> _Instruction_: Pull every line holding the string "Συνεχίζουμε" from the records below.
==== Given data
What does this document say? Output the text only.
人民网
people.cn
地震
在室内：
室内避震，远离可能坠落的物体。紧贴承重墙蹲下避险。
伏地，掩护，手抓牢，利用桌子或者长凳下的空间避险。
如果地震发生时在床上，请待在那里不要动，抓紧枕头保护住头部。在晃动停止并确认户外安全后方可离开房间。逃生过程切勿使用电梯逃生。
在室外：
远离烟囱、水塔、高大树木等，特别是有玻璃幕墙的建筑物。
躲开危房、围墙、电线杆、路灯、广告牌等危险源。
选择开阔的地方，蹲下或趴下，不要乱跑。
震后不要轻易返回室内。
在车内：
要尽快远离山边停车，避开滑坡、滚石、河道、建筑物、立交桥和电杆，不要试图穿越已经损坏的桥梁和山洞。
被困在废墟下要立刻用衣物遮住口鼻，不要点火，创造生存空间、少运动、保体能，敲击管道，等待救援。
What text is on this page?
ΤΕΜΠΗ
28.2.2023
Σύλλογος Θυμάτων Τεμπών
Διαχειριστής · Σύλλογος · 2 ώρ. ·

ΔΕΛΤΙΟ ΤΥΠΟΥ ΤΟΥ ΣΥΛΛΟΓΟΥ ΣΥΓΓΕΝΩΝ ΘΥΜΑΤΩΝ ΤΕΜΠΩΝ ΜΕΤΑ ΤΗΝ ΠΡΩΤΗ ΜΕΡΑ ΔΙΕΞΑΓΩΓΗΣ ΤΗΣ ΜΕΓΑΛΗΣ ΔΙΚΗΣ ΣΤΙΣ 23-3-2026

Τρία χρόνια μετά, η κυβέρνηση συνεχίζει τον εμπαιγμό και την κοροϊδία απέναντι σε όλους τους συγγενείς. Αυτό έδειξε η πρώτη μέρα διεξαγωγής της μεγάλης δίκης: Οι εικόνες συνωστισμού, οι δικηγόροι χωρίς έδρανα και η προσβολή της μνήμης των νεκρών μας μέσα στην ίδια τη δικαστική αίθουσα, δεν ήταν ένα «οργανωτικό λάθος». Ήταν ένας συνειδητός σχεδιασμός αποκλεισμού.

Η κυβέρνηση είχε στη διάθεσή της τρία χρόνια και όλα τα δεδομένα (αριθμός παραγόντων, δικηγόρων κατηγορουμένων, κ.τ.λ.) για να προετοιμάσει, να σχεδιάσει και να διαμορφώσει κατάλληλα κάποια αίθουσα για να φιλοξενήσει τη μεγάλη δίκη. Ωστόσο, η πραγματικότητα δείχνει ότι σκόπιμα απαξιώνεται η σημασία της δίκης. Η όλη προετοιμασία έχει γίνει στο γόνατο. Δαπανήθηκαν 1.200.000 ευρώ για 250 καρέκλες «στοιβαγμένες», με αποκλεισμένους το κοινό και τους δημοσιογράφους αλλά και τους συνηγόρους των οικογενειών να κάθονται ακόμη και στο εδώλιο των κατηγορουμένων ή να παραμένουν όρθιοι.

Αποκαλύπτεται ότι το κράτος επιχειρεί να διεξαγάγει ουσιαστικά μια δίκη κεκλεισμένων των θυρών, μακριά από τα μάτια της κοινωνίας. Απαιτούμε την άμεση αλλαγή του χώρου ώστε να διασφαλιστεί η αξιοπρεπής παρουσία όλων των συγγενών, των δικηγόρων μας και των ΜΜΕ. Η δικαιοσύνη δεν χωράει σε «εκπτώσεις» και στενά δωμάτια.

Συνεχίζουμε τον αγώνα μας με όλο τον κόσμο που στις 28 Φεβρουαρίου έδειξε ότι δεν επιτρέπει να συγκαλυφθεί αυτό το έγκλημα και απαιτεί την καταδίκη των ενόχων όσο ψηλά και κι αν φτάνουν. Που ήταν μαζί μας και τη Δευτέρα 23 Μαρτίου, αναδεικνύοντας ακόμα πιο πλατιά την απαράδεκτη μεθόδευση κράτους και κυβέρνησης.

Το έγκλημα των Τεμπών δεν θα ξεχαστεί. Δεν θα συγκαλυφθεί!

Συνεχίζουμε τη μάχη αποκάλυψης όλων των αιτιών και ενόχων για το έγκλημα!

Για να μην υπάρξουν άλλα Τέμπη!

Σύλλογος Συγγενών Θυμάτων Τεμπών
========
> _Task solution_:
Συνεχίζουμε τον αγώνα μας με όλο τον κόσμο που στις 28 Φεβρουαρίου έδειξε ότι δεν επιτρέπει να συγκαλυφθεί αυτό το έγκλημα και απαιτεί την καταδίκη των ενόχων όσο ψηλά και κι αν φτάνουν. Που ήταν μαζί μας και τη Δευτέρα 23 Μαρτίου, αναδεικνύοντας ακόμα πιο πλατιά την απαράδεκτη μεθόδευση κράτους και κυβέρνησης.
Συνεχίζουμε τη μάχη αποκάλυψης όλων των αιτιών και ενόχων για το έγκλημα!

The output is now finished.